| Supplied data |
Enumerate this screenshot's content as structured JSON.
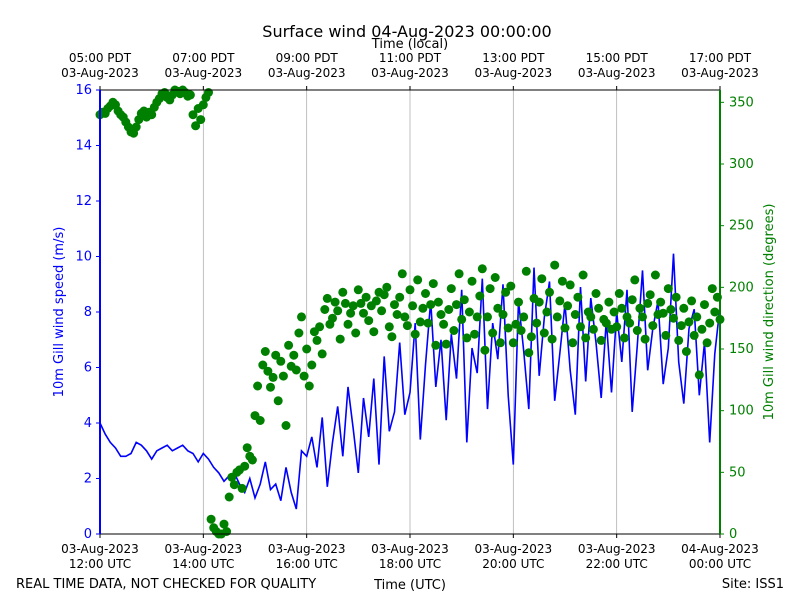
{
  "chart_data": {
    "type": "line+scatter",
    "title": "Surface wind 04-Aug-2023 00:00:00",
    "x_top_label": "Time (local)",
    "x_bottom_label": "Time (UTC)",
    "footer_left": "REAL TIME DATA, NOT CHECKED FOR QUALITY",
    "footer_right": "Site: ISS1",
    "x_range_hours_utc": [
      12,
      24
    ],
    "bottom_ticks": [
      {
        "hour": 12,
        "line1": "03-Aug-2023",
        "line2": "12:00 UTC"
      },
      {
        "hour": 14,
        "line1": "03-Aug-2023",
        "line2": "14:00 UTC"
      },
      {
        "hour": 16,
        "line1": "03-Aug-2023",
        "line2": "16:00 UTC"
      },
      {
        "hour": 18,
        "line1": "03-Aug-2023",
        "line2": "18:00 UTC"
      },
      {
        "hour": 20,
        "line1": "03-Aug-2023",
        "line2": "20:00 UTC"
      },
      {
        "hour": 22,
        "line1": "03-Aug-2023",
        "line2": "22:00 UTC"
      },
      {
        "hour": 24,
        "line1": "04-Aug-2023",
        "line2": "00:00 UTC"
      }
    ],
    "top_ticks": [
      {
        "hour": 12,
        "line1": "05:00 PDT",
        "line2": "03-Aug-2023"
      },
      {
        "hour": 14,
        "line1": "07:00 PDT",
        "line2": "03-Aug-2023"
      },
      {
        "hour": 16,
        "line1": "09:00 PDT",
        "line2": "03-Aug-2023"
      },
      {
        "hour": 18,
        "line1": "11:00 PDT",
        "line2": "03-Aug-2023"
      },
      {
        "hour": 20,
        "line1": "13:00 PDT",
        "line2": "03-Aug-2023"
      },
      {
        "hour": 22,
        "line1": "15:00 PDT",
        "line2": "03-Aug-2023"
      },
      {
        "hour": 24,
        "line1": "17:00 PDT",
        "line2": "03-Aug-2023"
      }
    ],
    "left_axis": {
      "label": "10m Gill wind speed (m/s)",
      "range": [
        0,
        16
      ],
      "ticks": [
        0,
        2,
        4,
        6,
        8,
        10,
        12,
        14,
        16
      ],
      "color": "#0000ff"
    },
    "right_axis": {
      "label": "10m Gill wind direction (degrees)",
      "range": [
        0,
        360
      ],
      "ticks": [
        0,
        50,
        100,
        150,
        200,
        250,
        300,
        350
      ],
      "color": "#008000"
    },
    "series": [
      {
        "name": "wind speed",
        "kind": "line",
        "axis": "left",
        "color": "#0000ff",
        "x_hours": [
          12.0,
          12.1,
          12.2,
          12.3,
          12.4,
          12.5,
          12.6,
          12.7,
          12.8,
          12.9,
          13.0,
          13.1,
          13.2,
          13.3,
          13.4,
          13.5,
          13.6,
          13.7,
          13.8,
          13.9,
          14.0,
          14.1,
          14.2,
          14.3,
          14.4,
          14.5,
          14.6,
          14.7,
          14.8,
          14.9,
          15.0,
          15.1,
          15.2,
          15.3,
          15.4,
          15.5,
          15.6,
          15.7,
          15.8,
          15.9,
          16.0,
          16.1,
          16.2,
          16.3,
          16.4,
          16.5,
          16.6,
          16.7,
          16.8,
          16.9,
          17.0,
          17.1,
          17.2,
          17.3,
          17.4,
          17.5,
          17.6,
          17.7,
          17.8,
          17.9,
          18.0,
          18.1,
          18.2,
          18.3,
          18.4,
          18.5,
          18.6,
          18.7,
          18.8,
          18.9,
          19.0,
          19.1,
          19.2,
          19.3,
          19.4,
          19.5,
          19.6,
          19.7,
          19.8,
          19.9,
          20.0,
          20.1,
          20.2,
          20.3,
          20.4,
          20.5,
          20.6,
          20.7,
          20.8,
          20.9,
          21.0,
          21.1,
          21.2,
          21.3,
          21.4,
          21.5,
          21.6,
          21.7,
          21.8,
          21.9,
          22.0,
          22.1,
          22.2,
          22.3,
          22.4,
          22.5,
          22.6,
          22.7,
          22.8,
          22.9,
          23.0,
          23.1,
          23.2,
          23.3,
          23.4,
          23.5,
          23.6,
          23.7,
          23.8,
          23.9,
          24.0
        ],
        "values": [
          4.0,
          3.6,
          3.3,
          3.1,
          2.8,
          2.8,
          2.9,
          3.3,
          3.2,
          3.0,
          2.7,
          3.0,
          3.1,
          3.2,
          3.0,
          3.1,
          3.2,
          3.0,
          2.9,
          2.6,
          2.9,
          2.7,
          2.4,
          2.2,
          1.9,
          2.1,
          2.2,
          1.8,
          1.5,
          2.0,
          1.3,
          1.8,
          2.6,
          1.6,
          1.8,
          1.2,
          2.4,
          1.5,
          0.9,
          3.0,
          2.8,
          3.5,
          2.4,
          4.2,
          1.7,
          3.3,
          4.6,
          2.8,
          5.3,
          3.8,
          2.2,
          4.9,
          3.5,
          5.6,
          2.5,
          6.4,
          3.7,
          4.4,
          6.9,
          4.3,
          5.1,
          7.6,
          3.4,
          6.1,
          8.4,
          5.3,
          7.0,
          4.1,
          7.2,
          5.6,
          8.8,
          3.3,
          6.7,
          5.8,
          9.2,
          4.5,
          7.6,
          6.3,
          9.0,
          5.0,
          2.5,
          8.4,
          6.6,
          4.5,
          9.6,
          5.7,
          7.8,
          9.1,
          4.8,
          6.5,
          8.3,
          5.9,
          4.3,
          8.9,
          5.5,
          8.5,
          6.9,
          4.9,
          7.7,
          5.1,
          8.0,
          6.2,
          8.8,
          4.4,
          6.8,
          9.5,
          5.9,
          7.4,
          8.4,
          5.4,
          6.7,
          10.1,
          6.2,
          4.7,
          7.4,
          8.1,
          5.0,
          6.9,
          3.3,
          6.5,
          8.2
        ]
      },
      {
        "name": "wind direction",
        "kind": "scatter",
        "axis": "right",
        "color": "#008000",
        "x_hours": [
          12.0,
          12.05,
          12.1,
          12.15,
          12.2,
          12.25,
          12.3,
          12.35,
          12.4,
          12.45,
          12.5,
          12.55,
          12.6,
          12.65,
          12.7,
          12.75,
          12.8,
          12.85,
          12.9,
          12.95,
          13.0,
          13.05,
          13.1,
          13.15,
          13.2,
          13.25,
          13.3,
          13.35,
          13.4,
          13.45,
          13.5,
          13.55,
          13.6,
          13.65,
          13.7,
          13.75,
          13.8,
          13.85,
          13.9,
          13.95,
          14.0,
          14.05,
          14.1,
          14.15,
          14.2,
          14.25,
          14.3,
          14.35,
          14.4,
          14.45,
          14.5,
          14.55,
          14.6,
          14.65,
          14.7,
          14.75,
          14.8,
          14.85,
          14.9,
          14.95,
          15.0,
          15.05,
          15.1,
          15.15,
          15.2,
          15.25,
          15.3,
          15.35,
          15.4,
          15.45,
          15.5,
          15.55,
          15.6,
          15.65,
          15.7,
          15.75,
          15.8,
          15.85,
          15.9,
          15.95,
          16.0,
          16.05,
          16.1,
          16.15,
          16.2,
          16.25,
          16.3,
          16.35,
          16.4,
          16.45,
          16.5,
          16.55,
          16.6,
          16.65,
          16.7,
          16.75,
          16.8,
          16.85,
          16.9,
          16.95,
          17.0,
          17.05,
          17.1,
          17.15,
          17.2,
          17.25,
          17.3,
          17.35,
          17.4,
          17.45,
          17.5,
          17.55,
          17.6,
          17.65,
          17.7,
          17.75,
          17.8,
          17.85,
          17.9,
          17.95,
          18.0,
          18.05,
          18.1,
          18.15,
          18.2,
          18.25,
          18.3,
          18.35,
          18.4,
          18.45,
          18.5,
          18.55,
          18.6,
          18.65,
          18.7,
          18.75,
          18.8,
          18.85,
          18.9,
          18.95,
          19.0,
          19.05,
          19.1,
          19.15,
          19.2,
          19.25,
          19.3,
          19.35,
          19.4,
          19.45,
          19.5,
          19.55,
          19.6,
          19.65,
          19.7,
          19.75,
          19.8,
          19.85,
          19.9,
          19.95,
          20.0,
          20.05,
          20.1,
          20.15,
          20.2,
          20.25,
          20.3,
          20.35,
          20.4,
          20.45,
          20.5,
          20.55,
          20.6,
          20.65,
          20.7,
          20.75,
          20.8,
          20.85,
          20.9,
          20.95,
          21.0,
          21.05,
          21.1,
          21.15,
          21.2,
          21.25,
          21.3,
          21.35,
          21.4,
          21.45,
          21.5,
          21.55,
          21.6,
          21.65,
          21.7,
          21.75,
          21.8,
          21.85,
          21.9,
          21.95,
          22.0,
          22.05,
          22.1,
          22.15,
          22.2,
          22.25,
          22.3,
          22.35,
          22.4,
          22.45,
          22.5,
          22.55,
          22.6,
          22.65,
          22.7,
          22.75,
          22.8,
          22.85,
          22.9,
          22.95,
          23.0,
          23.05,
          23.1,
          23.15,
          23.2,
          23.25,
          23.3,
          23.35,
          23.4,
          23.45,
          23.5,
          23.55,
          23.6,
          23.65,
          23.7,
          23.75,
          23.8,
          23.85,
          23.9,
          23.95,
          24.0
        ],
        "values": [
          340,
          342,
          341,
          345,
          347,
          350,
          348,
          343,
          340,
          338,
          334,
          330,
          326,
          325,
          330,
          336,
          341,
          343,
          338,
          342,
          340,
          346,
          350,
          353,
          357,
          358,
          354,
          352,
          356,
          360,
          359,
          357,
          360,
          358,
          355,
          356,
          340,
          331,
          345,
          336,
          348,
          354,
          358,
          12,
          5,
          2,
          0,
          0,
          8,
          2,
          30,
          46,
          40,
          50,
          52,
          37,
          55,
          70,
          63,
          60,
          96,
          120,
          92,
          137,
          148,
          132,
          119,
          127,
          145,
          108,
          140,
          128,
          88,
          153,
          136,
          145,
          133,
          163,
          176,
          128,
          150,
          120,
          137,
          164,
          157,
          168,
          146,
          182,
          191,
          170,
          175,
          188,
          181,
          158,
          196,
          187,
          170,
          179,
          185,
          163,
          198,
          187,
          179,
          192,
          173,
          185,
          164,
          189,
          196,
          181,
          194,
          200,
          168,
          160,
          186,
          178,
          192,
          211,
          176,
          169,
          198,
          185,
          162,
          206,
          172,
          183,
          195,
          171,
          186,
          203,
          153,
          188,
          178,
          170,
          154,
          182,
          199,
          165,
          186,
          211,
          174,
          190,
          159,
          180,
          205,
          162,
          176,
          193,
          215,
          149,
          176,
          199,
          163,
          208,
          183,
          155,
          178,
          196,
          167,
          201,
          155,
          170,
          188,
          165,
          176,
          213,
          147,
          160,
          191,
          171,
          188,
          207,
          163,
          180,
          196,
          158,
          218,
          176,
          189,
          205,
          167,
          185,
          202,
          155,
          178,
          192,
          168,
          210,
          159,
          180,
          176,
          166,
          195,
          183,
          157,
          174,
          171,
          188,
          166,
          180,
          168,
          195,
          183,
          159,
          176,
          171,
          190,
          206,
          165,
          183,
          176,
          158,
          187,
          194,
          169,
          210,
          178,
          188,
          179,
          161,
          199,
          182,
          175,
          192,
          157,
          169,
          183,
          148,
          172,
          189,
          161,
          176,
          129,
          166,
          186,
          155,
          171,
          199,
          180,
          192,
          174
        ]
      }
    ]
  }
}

| Work instructions |
Filter out every line that lacks the word "color", and copy the rest.

| Result of the exercise |
      "color": "#0000ff"
      "color": "#008000"
        "color": "#0000ff",
        "color": "#008000",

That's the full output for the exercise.